Exercise description: Copy each line exactly.

Information provided:
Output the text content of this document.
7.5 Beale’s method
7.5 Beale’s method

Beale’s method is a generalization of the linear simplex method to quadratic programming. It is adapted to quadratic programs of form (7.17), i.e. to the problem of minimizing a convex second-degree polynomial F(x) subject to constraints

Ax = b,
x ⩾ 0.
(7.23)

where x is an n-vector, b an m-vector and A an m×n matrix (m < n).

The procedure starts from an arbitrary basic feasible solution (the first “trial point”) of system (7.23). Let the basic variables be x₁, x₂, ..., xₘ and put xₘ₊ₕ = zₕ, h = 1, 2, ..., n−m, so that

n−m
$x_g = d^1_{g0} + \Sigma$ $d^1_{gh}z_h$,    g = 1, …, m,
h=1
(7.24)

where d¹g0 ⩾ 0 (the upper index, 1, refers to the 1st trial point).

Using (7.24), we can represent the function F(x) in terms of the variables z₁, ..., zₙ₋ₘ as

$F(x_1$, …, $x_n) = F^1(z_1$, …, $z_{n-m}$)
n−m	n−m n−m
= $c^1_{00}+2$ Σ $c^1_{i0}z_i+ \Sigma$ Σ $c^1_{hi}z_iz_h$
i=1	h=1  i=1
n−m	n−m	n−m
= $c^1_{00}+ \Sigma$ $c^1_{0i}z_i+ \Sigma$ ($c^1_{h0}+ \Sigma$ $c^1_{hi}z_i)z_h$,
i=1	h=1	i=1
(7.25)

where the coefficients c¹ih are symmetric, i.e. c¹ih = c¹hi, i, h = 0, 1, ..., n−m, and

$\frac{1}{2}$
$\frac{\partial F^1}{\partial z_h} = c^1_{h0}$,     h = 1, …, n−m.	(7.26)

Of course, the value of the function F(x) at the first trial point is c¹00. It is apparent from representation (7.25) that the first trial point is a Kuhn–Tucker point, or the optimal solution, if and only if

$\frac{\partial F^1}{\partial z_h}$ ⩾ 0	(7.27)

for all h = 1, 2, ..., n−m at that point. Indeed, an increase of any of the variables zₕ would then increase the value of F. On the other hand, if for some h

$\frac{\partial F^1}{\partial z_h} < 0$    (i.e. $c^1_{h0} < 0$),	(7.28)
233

The reply:
Output the text content of this document.
7.5 Beale’s method
7.5 Beale’s method

Beale’s method is a generalization of the linear simplex method to quadratic programming. It is adapted to quadratic programs of form (7.17), i.e. to the problem of minimizing a convex second-degree polynomial F(x) subject to constraints

Ax = b,
x ⩾ 0.
(7.23)

where x is an n-vector, b an m-vector and A an m×n matrix (m < n).

The procedure starts from an arbitrary basic feasible solution (the first “trial point”) of system (7.23). Let the basic variables be x₁, x₂, ..., xₘ and put xₘ₊ₕ = zₕ, h = 1, 2, ..., n−m, so that

n−m
$x_g = d^1_{g0} + \Sigma$ $d^1_{gh}z_h$,    g = 1, …, m,
h=1
(7.24)

where d¹g0 ⩾ 0 (the upper index, 1, refers to the 1st trial point).

Using (7.24), we can represent the function F(x) in terms of the variables z₁, ..., zₙ₋ₘ as

$F(x_1$, …, $x_n) = F^1(z_1$, …, $z_{n-m}$)
n−m	n−m n−m
= $c^1_{00}+2$ Σ $c^1_{i0}z_i+ \Sigma$ Σ $c^1_{hi}z_iz_h$
i=1	h=1  i=1
n−m	n−m	n−m
= $c^1_{00}+ \Sigma$ $c^1_{0i}z_i+ \Sigma$ ($c^1_{h0}+ \Sigma$ $c^1_{hi}z_i)z_h$,
i=1	h=1	i=1
(7.25)

where the coefficients c¹ih are symmetric, i.e. c¹ih = c¹hi, i, h = 0, 1, ..., n−m, and

$\frac{1}{2}$
$\frac{\partial F^1}{\partial z_h} = c^1_{h0}$,     h = 1, …, n−m.	(7.26)

Of course, the value of the function F(x) at the first trial point is c¹00. It is apparent from representation (7.25) that the first trial point is a Kuhn–Tucker point, or the optimal solution, if and only if

$\frac{\partial F^1}{\partial z_h}$ ⩾ 0	(7.27)

for all h = 1, 2, ..., n−m at that point. Indeed, an increase of any of the variables zₕ would then increase the value of F. On the other hand, if for some h

$\frac{\partial F^1}{\partial z_h} < 0$    (i.e. $c^1_{h0} < 0$),	(7.28)
233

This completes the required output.